-------- Supplied records --------

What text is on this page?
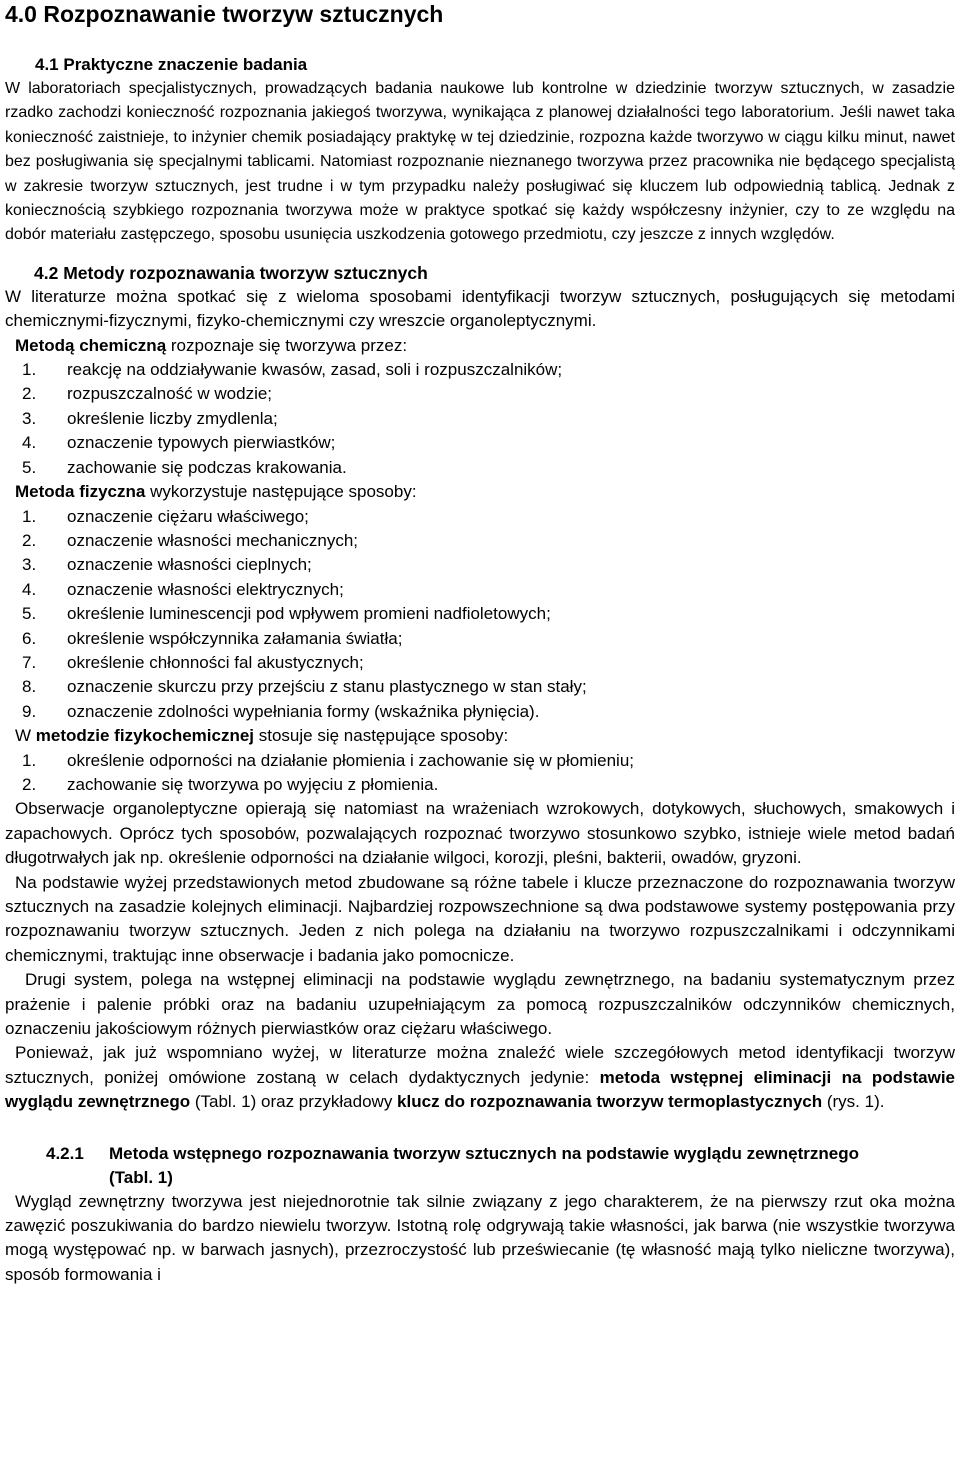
4.0 Rozpoznawanie tworzyw sztucznych
4.1 Praktyczne znaczenie badania

W laboratoriach specjalistycznych, prowadzących badania naukowe lub kontrolne w dziedzinie tworzyw sztucznych, w zasadzie rzadko zachodzi konieczność rozpoznania jakiegoś tworzywa, wynikająca z planowej działalności tego laboratorium. Jeśli nawet taka konieczność zaistnieje, to inżynier chemik posiadający praktykę w tej dziedzinie, rozpozna każde tworzywo w ciągu kilku minut, nawet bez posługiwania się specjalnymi tablicami. Natomiast rozpoznanie nieznanego tworzywa przez pracownika nie będącego specjalistą w zakresie tworzyw sztucznych, jest trudne i w tym przypadku należy posługiwać się kluczem lub odpowiednią tablicą. Jednak z koniecznością szybkiego rozpoznania tworzywa może w praktyce spotkać się każdy współczesny inżynier, czy to ze względu na dobór materiału zastępczego, sposobu usunięcia uszkodzenia gotowego przedmiotu, czy jeszcze z innych względów.

4.2 Metody rozpoznawania tworzyw sztucznych

W literaturze można spotkać się z wieloma sposobami identyfikacji tworzyw sztucznych, posługujących się metodami chemicznymi-fizycznymi, fizyko-chemicznymi czy wreszcie organoleptycznymi.

Metodą chemiczną rozpoznaje się tworzywa przez:

1.	reakcję na oddziaływanie kwasów, zasad, soli i rozpuszczalników;
2.	rozpuszczalność w wodzie;
3.	określenie liczby zmydlenla;
4.	oznaczenie typowych pierwiastków;
5.	zachowanie się podczas krakowania.

Metoda fizyczna wykorzystuje następujące sposoby:

1.	oznaczenie ciężaru właściwego;
2.	oznaczenie własności mechanicznych;
3.	oznaczenie własności cieplnych;
4.	oznaczenie własności elektrycznych;
5.	określenie luminescencji pod wpływem promieni nadfioletowych;
6.	określenie współczynnika załamania światła;
7.	określenie chłonności fal akustycznych;
8.	oznaczenie skurczu przy przejściu z stanu plastycznego w stan stały;
9.	oznaczenie zdolności wypełniania formy (wskaźnika płynięcia).

W metodzie fizykochemicznej stosuje się następujące sposoby:

1.	określenie odporności na działanie płomienia i zachowanie się w płomieniu;
2.	zachowanie się tworzywa po wyjęciu z płomienia.

Obserwacje organoleptyczne opierają się natomiast na wrażeniach wzrokowych, dotykowych, słuchowych, smakowych i zapachowych. Oprócz tych sposobów, pozwalających rozpoznać tworzywo stosunkowo szybko, istnieje wiele metod badań długotrwałych jak np. określenie odporności na działanie wilgoci, korozji, pleśni, bakterii, owadów, gryzoni.

Na podstawie wyżej przedstawionych metod zbudowane są różne tabele i klucze przeznaczone do rozpoznawania tworzyw sztucznych na zasadzie kolejnych eliminacji. Najbardziej rozpowszechnione są dwa podstawowe systemy postępowania przy rozpoznawaniu tworzyw sztucznych. Jeden z nich polega na działaniu na tworzywo rozpuszczalnikami i odczynnikami chemicznymi, traktując inne obserwacje i badania jako pomocnicze.

Drugi system, polega na wstępnej eliminacji na podstawie wyglądu zewnętrznego, na badaniu systematycznym przez prażenie i palenie próbki oraz na badaniu uzupełniającym za pomocą rozpuszczalników odczynników chemicznych, oznaczeniu jakościowym różnych pierwiastków oraz ciężaru właściwego.

Ponieważ, jak już wspomniano wyżej, w literaturze można znaleźć wiele szczegółowych metod identyfikacji tworzyw sztucznych, poniżej omówione zostaną w celach dydaktycznych jedynie: metoda wstępnej eliminacji na podstawie wyglądu zewnętrznego (Tabl. 1) oraz przykładowy klucz do rozpoznawania tworzyw termoplastycznych (rys. 1).

4.2.1	Metoda wstępnego rozpoznawania tworzyw sztucznych na podstawie wyglądu zewnętrznego (Tabl. 1)

Wygląd zewnętrzny tworzywa jest niejednorotnie tak silnie związany z jego charakterem, że na pierwszy rzut oka można zawęzić poszukiwania do bardzo niewielu tworzyw. Istotną rolę odgrywają takie własności, jak barwa (nie wszystkie tworzywa mogą występować np. w barwach jasnych), przezroczystość lub przeświecanie (tę własność mają tylko nieliczne tworzywa), sposób formowania i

--------

* Description of the task:
Say the number of lines in the listing that hold "wyglądu", with no added words.

* Correct output:
3